§ **Required action**: Pick up the article below on aging and chronic inflammation and continue it from its last sentence.

[Quoted passage]

Why women age:
What makes us age? Simply “getting older” or “being around for a longer time” are just not scientific answers, especially since our bodies regenerate (new cells constantly replace old ones) all the time. And something that regenerates should, technically, never age.
But we do age. And it is because every time a new cell replaces an old cell, “something” changes it slightly at the molecular level. It’s a snowball effect from there: each new cell is slightly different/weaker from the previous, and this accumulation of damaging changes at the molecular level is what causes us to age progressively.
But, what causes these tiny little changes?
Molecular (chronic) inflammation
For many years, scientists have known that there’s a link between ageing and a process called chronic inflammation (more on that later). But we never understood the link properly, until now.
Through series after series of studies and tests, which we’ve summed up for you at the bottom of this post – click here to jump there – science has now discovered the true nature of ageing:
- ageing is not a disease or a condition by itself
- instead, it is an accumulation of damaging alterations to new cells over time
- and science believes that chronic inflammation is the actual cause of this
Most scientists now agree that chronic inflammation is the true cause of ageing. In fact, the process has its own catchy name: inflammaging.
Chronic inflammation is not the normal inflammation we know. Normal inflammation is one of the body’s most important natural defence mechanisms, like when you get a skin injury and it swells a little and turns red while your body heals it. In this case, the inflammation is your body releasing special healing enzymes. It’s short-term. It appears, heals you and then disappears again and everything goes back to normal.
Can anything stop inflammaging?
“We know that the body’s natural regulators for any inflammation are proteins called cytokines,” said Dr Bradley Wagemaker recently, “and what we are doing now is figuring out which ones to use to control chronic inflammation.
“After that, we want to isolate the cytokines that produce the desired effect and use them to counteract the ageing process.”

[/Quoted passage]
[Dataset content]

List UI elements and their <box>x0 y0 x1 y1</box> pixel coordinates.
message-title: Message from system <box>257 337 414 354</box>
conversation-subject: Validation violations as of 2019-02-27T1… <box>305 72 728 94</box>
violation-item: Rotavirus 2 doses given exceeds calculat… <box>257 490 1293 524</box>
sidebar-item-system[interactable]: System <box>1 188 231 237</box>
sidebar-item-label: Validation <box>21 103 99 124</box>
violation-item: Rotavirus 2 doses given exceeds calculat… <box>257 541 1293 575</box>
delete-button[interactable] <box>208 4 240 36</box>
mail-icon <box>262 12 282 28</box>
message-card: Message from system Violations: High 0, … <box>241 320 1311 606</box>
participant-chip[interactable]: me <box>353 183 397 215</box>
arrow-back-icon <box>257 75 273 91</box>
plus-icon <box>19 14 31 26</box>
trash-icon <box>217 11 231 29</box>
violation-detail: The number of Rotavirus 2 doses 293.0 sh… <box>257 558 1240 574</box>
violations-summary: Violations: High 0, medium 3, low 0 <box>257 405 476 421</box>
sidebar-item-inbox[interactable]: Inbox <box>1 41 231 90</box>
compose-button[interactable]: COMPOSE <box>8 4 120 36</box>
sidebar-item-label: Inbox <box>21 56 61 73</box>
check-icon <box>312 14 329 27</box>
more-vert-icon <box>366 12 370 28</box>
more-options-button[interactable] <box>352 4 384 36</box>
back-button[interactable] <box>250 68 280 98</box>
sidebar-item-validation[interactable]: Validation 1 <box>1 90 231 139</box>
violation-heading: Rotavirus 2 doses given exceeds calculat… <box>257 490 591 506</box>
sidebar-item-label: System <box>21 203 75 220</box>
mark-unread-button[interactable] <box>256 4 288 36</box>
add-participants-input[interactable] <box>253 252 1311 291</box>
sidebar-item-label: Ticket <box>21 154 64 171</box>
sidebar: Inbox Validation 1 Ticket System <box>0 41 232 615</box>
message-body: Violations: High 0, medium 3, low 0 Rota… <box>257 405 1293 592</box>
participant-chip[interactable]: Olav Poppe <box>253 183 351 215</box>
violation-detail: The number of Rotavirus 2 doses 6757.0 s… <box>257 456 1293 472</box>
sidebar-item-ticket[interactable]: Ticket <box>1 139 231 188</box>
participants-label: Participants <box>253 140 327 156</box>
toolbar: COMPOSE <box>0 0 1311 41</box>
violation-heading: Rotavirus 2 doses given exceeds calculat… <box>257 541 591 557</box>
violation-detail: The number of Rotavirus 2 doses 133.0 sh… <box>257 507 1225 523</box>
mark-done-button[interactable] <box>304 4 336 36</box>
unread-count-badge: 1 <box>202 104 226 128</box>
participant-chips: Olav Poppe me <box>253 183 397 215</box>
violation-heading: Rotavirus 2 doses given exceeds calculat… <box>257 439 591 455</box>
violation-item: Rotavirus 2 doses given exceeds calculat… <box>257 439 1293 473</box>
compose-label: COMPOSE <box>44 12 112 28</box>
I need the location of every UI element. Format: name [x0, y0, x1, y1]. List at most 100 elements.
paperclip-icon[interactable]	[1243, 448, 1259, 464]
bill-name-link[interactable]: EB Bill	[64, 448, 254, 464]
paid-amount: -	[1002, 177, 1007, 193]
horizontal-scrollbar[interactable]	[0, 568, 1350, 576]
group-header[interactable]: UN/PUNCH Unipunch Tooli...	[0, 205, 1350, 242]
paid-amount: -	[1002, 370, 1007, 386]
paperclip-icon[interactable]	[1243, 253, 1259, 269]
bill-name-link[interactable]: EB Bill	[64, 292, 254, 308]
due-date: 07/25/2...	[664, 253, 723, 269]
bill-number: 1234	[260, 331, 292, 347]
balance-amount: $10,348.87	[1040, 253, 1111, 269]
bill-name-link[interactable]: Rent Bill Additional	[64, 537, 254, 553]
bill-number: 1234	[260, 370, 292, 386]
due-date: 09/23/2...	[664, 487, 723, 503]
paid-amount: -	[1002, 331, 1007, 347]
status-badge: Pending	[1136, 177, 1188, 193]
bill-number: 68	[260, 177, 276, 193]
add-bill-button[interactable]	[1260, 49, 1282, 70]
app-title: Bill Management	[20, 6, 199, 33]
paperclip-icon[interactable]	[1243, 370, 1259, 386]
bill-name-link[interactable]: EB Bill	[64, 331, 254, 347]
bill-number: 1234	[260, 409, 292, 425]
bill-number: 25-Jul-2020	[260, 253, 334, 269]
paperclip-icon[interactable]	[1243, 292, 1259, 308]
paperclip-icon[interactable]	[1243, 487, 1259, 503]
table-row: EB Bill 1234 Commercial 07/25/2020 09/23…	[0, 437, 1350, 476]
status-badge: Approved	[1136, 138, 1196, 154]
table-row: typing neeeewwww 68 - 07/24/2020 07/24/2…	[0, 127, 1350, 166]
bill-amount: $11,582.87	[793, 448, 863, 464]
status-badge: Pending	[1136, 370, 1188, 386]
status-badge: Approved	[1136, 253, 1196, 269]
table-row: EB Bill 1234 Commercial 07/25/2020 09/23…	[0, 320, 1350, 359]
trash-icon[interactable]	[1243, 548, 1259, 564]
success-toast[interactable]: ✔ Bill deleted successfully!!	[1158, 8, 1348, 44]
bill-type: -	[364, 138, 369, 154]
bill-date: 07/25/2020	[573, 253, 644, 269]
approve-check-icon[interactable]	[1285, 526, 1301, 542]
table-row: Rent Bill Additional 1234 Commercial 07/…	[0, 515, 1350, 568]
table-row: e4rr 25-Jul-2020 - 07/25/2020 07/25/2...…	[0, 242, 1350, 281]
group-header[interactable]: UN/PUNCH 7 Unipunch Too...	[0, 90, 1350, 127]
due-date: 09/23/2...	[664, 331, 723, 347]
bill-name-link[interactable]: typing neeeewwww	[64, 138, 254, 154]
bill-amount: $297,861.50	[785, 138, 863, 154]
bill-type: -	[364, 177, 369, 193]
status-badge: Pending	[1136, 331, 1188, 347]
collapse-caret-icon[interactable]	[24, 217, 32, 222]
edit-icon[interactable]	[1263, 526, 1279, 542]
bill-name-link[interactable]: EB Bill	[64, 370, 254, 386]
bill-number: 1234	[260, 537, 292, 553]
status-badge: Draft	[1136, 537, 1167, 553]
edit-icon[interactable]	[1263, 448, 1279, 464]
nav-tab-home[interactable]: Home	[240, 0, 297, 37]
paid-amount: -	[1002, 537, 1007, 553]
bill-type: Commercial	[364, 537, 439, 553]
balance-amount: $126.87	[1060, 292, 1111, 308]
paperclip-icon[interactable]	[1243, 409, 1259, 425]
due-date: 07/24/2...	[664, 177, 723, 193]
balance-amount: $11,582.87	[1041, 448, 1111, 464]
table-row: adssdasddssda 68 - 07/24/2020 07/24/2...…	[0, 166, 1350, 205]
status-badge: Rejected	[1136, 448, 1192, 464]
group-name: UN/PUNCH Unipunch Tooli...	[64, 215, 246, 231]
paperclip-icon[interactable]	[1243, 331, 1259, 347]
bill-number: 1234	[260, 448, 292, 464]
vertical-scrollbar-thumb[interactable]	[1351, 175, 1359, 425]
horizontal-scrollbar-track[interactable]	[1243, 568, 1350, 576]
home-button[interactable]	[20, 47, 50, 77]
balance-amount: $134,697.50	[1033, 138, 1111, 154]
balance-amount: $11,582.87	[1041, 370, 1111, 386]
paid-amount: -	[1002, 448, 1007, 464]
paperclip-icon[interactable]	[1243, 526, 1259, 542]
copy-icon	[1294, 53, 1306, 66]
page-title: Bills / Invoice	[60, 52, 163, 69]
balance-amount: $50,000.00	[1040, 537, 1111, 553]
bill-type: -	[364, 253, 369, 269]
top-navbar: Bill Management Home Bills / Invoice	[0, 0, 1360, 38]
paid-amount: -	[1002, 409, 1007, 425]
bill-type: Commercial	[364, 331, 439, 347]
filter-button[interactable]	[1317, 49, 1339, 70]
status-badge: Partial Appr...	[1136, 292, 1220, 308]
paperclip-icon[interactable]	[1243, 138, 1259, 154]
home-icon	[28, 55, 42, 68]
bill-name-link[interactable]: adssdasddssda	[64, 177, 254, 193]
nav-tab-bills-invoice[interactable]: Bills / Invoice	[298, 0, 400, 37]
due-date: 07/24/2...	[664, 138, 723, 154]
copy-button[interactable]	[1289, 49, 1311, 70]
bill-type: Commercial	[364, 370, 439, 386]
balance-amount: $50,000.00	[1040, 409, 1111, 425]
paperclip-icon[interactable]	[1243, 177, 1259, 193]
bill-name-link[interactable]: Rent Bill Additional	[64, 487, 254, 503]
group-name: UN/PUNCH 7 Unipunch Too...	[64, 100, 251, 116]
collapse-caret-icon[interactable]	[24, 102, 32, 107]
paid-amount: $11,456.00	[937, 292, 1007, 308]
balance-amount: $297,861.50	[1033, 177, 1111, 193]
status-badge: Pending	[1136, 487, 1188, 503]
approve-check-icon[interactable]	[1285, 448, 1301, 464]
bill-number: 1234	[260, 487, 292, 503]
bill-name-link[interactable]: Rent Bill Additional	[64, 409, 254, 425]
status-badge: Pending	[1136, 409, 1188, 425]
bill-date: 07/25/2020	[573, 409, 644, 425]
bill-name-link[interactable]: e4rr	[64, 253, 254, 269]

[/Dataset content]

§ **Result**:
It seems that cytokines can actually switch inflammation in the body “on” or “off”. So, logic follows that, by using it to switch chronic inflammation “off”, we might soon be able to switch off ageing itself.
The scientific journey to discovering inflammaging:
Scientists have long noted that there seems to be a link between ageing and chronic inflammation (microscopic inflammation in the body, on the molecular level), as Jeffrey Woods et al. noted in the medical article ‘Exercise, Inflammation and Aging’ back in 2011.
In the same year, Drs Singh and Newman from Pittsburgh, USA, noted the “elevated markers in older adults” and suggested thatinflammation may be causing most age-related conditions, though further study was needed.
It’s unclear whether the Americans were aware that a group of South Korean doctors under Dr Chung from the Pusan National University described molecular inflammation as “an underlying mechanism of ageing” already in 2009. But the real breakthrough came when Diana Jurk et al. first proved in 2013 that chronic inflammation directly accelerated ageing in mice (published in Nature in 2014).
This changed the scientific community’s thinking entirely: What if inflammation was not a symptom of ageing? What if chronic inflammation is actually causing the ageing?
Most scientists now agree that it appears that chronic inflammation physically causes ageing.